==== The data ====
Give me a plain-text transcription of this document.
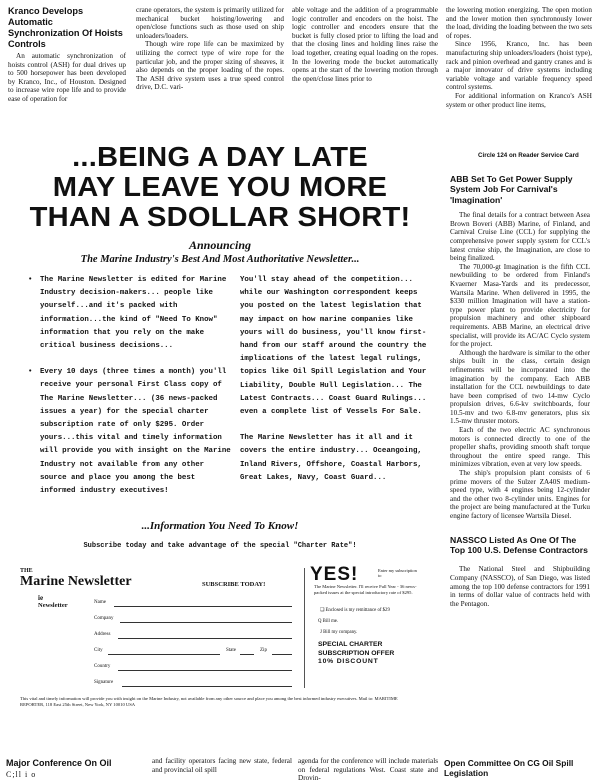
Kranco Develops Automatic Synchronization Of Hoists Controls
An automatic synchronization of hoists control (ASH) for dual drives up to 500 horsepower has been developed by Kranco, Inc., of Houston. Designed to increase wire rope life and to provide ease of operation for

crane operators, the system is primarily utilized for mechanical bucket hoisting/lowering and open/close functions such as those used on ship unloaders/loaders.

Though wire rope life can be maximized by utilizing the correct type of wire rope for the particular job, and the proper sizing of sheaves, it also depends on the proper loading of the ropes. The ASH drive system uses a true speed control drive, D.C. vari-

able voltage and the addition of a programmable logic controller and encoders on the hoist. The logic controller and encoders ensure that the bucket is fully closed prior to lifting the load and that the closing lines and holding lines raise the load together, creating equal loading on the ropes. In the lowering mode the bucket automatically opens at the start of the lowering motion through the open/close lines prior to

the lowering motion energizing. The open motion and the lower motion then synchronously lower the load, dividing the loading between the two sets of ropes.

Since 1956, Kranco, Inc. has been manufacturing ship unloaders/loaders (hoist type), rack and pinion overhead and gantry cranes and is a major innovator of drive systems including variable voltage and variable frequency speed control systems.

For additional information on Kranco's ASH system or other product line items,

Circle 124 on Reader Service Card
...BEING A DAY LATE
MAY LEAVE YOU MORE
THAN A SDOLLAR SHORT!
Announcing
The Marine Industry's Best And Most Authoritative Newsletter...

• The Marine Newsletter is edited for Marine Industry decision-makers... people like yourself...and it's packed with information...the kind of "Need To Know" information that you rely on the make critical business decisions...

• Every 10 days (three times a month) you'll receive your personal First Class copy of The Marine Newsletter... (36 news-packed issues a year) for the special charter subscription rate of only $295. Order yours...this vital and timely information will provide you with insight on the Marine Industry not available from any other source and place you among the best informed industry executives!

You'll stay ahead of the competition... while our Washington correspondent keeps you posted on the latest legislation that may impact on how marine companies like yours will do business, you'll know first-hand from our staff around the country the implications of the latest legal rulings, topics like Oil Spill Legislation and Your Liability, Double Hull Legislation... The Latest Contracts... Coast Guard Rulings... even a complete list of Vessels For Sale.

The Marine Newsletter has it all and it covers the entire industry... Oceangoing, Inland Rivers, Offshore, Coastal Harbors, Great Lakes, Navy, Coast Guard...

...Information You Need To Know!
Subscribe today and take advantage of the special "Charter Rate"!
THE
Marine Newsletter	SUBSCRIBE TODAY!
ie
Newsletter	Name
Company
Address
City	State	Zip
Country
Signature
YES!	Enter my subscription to
The Marine Newsletter. I'll receive Full Year - 36 news-packed issues at the special introductory rate of $295.
❏ Enclosed is my remittance of $29
Q Bill me.
J Bill my company.
SPECIAL CHARTER SUBSCRIPTION OFFER
10% DISCOUNT
This vital and timely information will provide you with insight on the Marine Industry, not available from any other source and place you among the best informed industry executives. Mail to: MARITIME REPORTER, 118 East 25th Street, New York, NY 10010 USA
ABB Set To Get Power Supply System Job For Carnival's 'Imagination'

The final details for a contract between Asea Brown Boveri (ABB) Marine, of Finland, and Carnival Cruise Line (CCL) for supplying the comprehensive power supply system for CCL's latest cruise ship, the Imagination, are close to being finalized.

The 70,000-gt Imagination is the fifth CCL newbuilding to be ordered from Finland's Kvaerner Masa-Yards and its predecessor, Wartsila Marine. When delivered in 1995, the $330 million Imagination will have a station-type power plant to provide electricity for propulsion machinery and other shipboard requirements. ABB Marine, an electrical drive specialist, will provide its AC/AC Cyclo system for the project.

Although the hardware is similar to the other ships built in the class, certain design refinements will be incorporated into the imagination by the company. Each ABB installation for the CCL newbuildings to date have been comprised of two 14-mw Cyclo propulsion drives, 6.6-kv switchboards, four 10.5-mv and two 6.8-mv generators, plus six 1.5-mw thruster motors.

Each of the two electric AC synchronous motors is connected directly to one of the propeller shafts, providing smooth shaft torque throughout the entire speed range. This minimizes vibration, even at very low speeds.

The ship's propulsion plant consists of 6 prime movers of the Sulzer ZA40S medium-speed type, with 4 engines being 12-cylinder and the other two 8-cylinder units. Engines for the project are being manufactured at the Turku engine factory of licensee Wartsila Diesel.

NASSCO Listed As One Of The Top 100 U.S. Defense Contractors

The National Steel and Shipbuilding Company (NASSCO), of San Diego, was listed among the top 100 defense contractors for 1991 in terms of dollar value of contracts held with the Pentagon.

Major Conference On Oil
C;ll i o
and facility operators facing new state, federal and provincial oil spill
agenda for the conference will include materials on federal regulations West. Coast state and Drovin-
Open Committee On CG Oil Spill Legislation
====
What is asked: Scan the records above for the string "NASSCO", then select every line that holds it.

Exercise output:
NASSCO Listed As One Of The Top 100 U.S. Defense Contractors
The National Steel and Shipbuilding Company (NASSCO), of San Diego, was listed among the top 100 defense contractors for 1991 in terms of dollar value of contracts held with the Pentagon.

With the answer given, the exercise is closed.